### GIVEN REQUEST
Wherever a line holds the word "Sample", copy that line out.

Items listed in a dataset:

★ ★ ★ ★

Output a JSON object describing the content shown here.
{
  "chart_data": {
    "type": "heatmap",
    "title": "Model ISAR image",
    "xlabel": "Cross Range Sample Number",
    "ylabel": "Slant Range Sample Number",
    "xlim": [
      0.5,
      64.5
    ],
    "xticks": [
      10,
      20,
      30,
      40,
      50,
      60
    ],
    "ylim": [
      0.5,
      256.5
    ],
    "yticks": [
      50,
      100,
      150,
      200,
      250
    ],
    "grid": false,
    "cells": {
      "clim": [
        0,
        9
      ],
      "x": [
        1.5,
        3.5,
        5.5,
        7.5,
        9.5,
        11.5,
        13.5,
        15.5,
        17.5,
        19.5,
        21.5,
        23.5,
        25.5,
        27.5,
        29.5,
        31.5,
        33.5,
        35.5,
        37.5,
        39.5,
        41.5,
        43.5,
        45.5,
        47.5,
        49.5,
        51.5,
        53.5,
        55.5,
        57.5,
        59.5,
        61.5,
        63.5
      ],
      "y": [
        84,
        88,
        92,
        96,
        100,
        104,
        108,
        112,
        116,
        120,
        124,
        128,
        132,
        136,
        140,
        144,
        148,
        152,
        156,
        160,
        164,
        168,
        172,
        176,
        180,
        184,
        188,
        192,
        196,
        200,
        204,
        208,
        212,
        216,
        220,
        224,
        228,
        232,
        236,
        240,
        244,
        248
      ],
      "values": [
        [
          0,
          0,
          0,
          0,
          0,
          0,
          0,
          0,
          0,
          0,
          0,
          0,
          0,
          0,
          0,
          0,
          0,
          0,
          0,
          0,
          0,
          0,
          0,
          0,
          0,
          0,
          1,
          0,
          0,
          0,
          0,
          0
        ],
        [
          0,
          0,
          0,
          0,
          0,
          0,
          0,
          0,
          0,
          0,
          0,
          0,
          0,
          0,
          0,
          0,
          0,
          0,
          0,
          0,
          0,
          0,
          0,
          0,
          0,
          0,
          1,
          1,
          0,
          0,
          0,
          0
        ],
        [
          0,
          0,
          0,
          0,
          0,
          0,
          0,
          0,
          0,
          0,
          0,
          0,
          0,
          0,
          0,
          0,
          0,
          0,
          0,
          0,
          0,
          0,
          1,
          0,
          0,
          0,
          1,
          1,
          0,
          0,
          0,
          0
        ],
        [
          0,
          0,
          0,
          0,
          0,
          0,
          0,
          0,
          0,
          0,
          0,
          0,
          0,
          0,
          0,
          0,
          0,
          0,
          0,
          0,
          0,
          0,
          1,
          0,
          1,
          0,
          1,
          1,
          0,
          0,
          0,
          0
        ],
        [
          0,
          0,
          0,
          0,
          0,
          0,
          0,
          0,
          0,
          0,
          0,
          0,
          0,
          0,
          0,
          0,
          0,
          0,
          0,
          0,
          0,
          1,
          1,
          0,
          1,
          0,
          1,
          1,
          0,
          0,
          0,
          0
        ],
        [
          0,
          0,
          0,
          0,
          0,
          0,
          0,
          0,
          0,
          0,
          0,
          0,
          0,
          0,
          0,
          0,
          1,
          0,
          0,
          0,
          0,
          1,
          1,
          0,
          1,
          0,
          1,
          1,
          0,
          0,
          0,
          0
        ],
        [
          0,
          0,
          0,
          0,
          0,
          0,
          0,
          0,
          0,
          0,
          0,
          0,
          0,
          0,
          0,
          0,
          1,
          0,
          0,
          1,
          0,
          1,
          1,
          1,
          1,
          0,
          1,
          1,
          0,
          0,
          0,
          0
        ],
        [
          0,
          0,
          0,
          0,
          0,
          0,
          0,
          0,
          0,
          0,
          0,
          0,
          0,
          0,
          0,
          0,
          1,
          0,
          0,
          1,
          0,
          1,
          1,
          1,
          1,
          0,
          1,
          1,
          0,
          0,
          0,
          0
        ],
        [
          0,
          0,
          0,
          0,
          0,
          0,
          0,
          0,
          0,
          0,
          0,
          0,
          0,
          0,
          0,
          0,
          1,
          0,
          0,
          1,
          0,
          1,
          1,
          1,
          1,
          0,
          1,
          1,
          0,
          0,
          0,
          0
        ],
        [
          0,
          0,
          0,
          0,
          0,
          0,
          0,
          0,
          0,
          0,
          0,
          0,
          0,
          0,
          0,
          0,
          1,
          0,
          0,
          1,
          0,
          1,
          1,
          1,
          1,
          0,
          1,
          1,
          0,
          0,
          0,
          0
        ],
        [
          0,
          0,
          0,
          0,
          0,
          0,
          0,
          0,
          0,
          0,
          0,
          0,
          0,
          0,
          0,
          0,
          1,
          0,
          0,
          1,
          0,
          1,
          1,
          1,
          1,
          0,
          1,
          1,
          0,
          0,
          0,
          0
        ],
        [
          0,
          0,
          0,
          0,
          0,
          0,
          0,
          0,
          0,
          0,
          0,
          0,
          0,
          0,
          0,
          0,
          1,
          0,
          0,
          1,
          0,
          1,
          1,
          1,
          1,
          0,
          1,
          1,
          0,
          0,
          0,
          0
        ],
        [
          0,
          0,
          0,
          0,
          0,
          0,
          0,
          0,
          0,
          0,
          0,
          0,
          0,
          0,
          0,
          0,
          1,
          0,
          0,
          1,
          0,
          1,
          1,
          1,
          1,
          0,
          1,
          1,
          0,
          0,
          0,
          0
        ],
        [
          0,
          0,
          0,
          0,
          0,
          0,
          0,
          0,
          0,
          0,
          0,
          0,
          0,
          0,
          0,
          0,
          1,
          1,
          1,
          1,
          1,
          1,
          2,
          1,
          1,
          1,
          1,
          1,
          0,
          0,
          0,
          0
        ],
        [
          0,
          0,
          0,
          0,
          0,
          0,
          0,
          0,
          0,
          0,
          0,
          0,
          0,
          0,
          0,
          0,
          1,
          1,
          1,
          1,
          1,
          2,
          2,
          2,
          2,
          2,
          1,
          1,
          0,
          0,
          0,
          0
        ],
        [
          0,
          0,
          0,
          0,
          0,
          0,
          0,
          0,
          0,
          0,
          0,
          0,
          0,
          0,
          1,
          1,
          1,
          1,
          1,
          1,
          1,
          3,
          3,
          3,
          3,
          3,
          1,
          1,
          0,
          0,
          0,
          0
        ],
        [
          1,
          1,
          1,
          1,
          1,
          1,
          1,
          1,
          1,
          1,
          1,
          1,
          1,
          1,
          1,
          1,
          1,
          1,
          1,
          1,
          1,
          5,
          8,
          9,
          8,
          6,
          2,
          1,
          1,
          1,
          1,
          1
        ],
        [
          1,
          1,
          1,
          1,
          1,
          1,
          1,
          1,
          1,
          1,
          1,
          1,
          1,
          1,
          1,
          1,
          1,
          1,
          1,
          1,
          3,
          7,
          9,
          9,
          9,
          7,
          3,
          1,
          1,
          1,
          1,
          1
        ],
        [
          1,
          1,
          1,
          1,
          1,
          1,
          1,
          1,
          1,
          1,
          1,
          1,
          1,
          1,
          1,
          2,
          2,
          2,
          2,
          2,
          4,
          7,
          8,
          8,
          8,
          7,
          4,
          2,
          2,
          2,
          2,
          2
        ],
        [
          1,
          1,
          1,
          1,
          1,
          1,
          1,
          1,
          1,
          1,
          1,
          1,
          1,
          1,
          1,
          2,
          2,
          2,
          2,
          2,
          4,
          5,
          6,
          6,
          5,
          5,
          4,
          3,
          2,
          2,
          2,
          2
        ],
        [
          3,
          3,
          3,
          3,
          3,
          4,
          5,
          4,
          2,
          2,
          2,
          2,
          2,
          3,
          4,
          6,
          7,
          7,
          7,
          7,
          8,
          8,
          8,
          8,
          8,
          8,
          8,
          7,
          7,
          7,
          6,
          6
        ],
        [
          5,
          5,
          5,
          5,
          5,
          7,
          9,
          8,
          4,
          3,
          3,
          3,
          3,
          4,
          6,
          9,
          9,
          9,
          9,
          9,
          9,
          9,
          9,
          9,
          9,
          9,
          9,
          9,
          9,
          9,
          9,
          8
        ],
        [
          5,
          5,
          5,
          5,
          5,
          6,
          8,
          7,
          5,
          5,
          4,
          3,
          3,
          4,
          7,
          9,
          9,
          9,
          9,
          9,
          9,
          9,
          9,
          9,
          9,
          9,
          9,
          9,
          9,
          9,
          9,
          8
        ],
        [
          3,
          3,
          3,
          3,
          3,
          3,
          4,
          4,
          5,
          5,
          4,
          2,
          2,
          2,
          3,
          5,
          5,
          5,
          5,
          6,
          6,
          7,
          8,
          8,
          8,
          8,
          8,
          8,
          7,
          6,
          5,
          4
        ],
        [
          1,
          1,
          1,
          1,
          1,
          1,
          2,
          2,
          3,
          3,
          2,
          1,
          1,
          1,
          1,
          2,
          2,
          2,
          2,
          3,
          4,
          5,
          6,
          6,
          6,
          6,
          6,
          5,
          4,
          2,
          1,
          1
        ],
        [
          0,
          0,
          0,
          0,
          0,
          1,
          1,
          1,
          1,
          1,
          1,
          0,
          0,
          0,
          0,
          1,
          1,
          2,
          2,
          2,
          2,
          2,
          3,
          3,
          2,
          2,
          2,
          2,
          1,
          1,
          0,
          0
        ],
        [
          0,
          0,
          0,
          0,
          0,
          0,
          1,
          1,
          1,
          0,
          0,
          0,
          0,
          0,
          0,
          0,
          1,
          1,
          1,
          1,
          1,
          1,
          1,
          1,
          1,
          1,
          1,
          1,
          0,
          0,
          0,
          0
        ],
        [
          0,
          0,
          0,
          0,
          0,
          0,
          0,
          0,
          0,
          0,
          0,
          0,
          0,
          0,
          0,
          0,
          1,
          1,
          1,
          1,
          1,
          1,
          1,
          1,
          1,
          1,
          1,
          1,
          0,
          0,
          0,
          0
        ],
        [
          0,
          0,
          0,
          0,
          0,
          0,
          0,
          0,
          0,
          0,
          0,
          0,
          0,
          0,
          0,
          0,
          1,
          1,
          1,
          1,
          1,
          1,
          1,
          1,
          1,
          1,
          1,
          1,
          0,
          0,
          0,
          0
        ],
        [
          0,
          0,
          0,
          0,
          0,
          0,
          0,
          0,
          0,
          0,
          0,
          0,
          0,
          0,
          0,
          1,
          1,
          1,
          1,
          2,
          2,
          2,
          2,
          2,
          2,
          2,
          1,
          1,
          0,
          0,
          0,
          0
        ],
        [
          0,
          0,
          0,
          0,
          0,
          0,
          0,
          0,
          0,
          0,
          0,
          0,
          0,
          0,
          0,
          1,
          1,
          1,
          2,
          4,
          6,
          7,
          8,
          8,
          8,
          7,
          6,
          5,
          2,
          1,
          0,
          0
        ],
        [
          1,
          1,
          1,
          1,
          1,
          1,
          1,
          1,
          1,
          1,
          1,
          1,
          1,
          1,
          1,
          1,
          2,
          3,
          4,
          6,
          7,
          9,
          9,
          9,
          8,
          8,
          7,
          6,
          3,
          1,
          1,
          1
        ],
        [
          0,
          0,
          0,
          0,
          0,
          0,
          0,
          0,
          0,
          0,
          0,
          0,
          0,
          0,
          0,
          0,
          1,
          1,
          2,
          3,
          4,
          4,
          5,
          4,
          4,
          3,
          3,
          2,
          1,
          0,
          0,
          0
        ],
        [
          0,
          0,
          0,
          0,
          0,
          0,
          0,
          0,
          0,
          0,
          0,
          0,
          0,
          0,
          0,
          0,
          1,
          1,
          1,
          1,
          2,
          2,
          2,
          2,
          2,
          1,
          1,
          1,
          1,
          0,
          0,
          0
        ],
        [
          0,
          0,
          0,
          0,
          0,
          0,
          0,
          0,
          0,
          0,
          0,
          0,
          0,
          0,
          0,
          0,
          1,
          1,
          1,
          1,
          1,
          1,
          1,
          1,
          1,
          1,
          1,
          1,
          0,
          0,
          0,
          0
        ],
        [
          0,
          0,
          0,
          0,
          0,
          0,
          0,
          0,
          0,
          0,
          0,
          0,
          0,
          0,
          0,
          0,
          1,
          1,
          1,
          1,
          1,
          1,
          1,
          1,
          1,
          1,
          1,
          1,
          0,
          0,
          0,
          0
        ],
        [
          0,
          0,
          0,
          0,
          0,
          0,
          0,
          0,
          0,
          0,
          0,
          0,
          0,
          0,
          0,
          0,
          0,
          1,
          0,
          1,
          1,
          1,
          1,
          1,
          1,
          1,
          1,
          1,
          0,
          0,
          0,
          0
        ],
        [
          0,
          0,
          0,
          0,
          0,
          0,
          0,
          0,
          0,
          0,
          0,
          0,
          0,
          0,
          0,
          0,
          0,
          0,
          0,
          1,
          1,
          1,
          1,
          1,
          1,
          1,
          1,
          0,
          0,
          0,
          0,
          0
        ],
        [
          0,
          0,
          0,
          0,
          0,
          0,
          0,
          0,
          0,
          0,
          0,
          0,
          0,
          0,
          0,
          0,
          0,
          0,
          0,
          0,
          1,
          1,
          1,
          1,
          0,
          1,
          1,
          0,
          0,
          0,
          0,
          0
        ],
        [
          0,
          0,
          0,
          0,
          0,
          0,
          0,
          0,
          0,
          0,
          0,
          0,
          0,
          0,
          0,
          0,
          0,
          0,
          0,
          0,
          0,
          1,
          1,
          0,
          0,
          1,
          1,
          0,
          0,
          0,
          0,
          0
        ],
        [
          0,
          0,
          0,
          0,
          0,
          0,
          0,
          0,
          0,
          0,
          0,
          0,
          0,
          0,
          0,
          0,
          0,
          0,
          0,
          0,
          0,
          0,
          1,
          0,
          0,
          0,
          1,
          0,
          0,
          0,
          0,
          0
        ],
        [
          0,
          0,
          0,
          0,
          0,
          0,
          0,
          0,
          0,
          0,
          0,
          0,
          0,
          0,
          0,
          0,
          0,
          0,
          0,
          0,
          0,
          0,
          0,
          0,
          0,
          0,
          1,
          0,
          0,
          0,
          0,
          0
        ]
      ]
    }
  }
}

★ ★ ★ ★

### RESPONSE BELOW
    "xlabel": "Cross Range Sample Number",
    "ylabel": "Slant Range Sample Number",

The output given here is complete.